--- START OF Recorded data ---
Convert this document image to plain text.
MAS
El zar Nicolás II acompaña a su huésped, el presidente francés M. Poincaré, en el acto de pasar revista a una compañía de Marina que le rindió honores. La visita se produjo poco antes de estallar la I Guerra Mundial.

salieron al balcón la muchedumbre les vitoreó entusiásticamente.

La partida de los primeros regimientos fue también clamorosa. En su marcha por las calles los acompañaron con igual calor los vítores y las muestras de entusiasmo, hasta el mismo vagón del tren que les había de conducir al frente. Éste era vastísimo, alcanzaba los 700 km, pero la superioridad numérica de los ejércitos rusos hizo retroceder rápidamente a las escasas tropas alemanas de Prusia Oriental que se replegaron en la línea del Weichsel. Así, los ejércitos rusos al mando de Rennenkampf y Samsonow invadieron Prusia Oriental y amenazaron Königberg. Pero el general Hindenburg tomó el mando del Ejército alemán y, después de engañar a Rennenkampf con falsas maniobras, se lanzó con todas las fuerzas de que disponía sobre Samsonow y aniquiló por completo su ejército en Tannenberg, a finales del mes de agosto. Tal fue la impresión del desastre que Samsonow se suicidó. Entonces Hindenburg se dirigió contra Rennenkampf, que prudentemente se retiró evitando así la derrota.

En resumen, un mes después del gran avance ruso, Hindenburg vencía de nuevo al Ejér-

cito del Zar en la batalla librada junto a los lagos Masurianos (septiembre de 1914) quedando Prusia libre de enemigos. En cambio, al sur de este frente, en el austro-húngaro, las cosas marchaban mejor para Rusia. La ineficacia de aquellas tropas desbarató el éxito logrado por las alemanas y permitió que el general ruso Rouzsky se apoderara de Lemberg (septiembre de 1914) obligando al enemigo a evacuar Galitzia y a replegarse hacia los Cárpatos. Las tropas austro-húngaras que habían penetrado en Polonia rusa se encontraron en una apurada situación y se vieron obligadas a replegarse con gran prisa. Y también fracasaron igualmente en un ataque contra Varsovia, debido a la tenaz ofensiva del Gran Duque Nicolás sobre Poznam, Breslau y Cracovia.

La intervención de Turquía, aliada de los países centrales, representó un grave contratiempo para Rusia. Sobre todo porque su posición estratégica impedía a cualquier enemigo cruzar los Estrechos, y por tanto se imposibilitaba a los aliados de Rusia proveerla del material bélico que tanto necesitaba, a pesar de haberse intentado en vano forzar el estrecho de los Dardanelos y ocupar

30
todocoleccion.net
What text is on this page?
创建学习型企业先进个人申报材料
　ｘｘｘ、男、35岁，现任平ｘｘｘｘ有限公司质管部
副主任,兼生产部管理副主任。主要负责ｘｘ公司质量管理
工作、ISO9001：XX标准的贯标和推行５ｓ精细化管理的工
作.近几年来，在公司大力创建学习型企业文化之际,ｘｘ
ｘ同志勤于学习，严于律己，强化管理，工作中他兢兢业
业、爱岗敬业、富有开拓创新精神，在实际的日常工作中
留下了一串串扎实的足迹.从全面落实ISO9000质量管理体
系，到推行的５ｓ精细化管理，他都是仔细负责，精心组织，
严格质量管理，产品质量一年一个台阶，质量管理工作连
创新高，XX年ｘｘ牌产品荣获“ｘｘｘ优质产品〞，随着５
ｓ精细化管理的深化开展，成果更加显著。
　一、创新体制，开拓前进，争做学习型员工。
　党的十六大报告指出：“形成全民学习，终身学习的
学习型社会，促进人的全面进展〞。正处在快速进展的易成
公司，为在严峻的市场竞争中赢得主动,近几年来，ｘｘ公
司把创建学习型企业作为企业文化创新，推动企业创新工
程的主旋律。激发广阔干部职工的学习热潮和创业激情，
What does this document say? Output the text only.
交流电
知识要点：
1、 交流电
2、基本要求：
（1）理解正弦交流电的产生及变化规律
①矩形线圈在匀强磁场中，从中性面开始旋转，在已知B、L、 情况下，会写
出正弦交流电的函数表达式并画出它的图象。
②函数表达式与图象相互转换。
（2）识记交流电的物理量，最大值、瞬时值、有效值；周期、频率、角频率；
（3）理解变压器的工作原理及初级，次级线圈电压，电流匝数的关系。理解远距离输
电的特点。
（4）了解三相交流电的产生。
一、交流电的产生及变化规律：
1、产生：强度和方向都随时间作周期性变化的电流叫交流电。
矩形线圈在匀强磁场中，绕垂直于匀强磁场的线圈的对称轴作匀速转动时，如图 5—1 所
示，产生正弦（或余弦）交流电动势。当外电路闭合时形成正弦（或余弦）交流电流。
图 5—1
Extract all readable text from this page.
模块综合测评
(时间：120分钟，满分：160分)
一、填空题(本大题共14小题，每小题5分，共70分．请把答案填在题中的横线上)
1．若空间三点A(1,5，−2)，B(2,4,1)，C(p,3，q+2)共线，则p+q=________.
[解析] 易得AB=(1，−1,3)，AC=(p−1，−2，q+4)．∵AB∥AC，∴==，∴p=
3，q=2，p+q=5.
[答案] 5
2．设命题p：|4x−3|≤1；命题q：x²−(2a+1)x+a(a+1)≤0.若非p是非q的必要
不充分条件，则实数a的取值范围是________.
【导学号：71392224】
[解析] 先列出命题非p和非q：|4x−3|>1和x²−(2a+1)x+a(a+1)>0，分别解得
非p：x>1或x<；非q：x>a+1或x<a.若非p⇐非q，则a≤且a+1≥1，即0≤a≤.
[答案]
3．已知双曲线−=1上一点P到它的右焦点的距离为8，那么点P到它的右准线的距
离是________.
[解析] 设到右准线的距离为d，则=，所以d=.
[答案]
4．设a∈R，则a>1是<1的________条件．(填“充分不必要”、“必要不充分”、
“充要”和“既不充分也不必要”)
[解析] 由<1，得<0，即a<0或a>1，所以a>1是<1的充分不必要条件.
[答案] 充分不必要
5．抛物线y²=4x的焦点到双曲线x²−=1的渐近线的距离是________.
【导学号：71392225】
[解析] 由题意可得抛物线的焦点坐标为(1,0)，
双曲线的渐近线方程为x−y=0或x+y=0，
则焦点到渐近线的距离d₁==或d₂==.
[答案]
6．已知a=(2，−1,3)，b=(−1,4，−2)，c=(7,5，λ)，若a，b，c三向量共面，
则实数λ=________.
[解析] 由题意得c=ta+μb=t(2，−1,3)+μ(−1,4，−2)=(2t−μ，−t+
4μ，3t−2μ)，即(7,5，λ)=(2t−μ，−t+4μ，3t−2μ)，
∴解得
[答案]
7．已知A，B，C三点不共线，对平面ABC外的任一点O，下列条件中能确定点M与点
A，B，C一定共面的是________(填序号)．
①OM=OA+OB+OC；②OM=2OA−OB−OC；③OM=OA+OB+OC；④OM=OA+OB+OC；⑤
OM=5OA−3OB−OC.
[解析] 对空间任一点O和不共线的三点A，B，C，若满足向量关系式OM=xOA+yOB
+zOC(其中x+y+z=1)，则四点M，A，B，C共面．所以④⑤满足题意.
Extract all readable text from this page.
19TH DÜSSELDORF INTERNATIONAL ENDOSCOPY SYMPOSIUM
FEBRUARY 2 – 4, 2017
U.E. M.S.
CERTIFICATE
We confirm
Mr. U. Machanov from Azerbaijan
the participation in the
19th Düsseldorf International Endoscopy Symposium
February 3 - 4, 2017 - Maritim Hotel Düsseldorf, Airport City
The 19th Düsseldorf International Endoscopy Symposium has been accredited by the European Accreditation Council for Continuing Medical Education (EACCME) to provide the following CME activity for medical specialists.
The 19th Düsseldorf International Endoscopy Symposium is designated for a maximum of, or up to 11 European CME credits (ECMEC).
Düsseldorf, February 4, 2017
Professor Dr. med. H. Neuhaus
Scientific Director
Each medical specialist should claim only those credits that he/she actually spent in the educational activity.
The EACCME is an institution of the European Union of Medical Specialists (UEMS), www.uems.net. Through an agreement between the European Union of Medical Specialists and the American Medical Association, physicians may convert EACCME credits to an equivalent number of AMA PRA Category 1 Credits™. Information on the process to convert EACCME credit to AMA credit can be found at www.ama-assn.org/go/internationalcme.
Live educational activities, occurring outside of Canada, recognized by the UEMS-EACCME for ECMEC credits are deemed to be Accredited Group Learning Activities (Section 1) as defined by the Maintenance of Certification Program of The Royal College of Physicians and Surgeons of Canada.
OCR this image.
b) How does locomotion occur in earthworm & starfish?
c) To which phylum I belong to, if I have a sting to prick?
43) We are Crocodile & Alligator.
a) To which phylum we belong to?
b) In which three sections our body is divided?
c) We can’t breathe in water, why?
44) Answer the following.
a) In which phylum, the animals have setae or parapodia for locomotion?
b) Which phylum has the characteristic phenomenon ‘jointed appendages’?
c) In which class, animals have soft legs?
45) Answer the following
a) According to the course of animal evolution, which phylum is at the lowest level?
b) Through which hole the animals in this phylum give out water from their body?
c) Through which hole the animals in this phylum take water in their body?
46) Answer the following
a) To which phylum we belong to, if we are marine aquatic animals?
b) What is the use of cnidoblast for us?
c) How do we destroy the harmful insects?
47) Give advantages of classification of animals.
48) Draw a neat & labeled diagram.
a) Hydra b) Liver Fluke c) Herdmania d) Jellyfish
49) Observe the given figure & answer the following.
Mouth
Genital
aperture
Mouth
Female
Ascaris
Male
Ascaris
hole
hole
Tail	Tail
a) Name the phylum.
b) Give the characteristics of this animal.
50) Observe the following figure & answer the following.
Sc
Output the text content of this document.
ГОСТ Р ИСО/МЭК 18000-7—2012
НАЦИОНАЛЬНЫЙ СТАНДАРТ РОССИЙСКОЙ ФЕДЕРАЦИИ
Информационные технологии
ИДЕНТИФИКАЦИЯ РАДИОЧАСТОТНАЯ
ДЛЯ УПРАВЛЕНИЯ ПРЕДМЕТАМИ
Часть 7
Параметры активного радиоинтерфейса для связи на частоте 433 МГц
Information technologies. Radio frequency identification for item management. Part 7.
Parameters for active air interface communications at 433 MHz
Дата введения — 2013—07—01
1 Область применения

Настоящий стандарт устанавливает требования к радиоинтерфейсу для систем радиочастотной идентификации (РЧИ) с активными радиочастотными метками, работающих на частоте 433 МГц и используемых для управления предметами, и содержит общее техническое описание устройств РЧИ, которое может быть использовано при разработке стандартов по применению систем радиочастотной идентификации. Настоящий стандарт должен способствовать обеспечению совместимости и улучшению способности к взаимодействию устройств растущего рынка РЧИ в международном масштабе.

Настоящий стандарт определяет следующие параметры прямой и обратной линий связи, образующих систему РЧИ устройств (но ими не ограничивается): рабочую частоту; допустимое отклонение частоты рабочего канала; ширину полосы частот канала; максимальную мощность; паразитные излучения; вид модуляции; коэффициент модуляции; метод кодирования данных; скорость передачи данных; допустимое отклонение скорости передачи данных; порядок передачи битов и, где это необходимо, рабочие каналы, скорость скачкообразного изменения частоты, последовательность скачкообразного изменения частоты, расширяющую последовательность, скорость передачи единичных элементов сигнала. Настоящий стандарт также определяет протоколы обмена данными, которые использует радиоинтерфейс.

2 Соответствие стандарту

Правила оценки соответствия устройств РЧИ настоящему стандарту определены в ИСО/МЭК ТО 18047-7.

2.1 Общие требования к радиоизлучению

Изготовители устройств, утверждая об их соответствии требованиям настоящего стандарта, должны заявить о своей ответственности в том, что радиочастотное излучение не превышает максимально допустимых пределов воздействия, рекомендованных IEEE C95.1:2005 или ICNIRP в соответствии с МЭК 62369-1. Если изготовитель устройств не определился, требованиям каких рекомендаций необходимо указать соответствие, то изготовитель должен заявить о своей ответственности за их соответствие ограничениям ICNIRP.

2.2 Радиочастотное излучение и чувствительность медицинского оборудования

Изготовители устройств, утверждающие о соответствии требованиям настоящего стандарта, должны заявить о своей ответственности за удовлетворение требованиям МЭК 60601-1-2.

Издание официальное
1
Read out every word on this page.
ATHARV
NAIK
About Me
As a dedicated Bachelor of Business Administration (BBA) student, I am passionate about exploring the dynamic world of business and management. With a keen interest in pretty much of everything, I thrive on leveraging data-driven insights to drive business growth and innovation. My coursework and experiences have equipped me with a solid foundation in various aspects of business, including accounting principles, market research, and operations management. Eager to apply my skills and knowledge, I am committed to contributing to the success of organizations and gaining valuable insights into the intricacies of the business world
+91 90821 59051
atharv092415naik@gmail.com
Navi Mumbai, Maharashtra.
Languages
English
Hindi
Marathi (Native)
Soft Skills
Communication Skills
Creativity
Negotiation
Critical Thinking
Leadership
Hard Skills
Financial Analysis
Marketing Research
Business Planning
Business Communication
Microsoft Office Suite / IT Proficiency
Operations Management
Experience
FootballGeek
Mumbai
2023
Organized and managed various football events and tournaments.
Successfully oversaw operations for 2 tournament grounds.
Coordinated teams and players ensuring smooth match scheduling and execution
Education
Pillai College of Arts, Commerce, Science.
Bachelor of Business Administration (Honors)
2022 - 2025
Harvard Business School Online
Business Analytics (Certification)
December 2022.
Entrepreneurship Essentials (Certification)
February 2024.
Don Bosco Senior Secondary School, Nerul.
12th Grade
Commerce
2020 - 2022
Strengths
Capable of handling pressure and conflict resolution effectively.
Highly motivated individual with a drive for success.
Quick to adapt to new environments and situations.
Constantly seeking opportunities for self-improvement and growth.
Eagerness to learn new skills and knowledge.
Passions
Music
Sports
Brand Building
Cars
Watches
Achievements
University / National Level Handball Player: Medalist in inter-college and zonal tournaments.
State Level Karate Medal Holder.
--- END OF Recorded data ---
From the line containing "Read out every word on this page." through the closing line of the material above, return every line exactly and omit all others.

Read out every word on this page.
ATHARV
NAIK
About Me
As a dedicated Bachelor of Business Administration (BBA) student, I am passionate about exploring the dynamic world of business and management. With a keen interest in pretty much of everything, I thrive on leveraging data-driven insights to drive business growth and innovation. My coursework and experiences have equipped me with a solid foundation in various aspects of business, including accounting principles, market research, and operations management. Eager to apply my skills and knowledge, I am committed to contributing to the success of organizations and gaining valuable insights into the intricacies of the business world
+91 90821 59051
atharv092415naik@gmail.com
Navi Mumbai, Maharashtra.
Languages
English
Hindi
Marathi (Native)
Soft Skills
Communication Skills
Creativity
Negotiation
Critical Thinking
Leadership
Hard Skills
Financial Analysis
Marketing Research
Business Planning
Business Communication
Microsoft Office Suite / IT Proficiency
Operations Management
Experience
FootballGeek
Mumbai
2023
Organized and managed various football events and tournaments.
Successfully oversaw operations for 2 tournament grounds.
Coordinated teams and players ensuring smooth match scheduling and execution
Education
Pillai College of Arts, Commerce, Science.
Bachelor of Business Administration (Honors)
2022 - 2025
Harvard Business School Online
Business Analytics (Certification)
December 2022.
Entrepreneurship Essentials (Certification)
February 2024.
Don Bosco Senior Secondary School, Nerul.
12th Grade
Commerce
2020 - 2022
Strengths
Capable of handling pressure and conflict resolution effectively.
Highly motivated individual with a drive for success.
Quick to adapt to new environments and situations.
Constantly seeking opportunities for self-improvement and growth.
Eagerness to learn new skills and knowledge.
Passions
Music
Sports
Brand Building
Cars
Watches
Achievements
University / National Level Handball Player: Medalist in inter-college and zonal tournaments.
State Level Karate Medal Holder.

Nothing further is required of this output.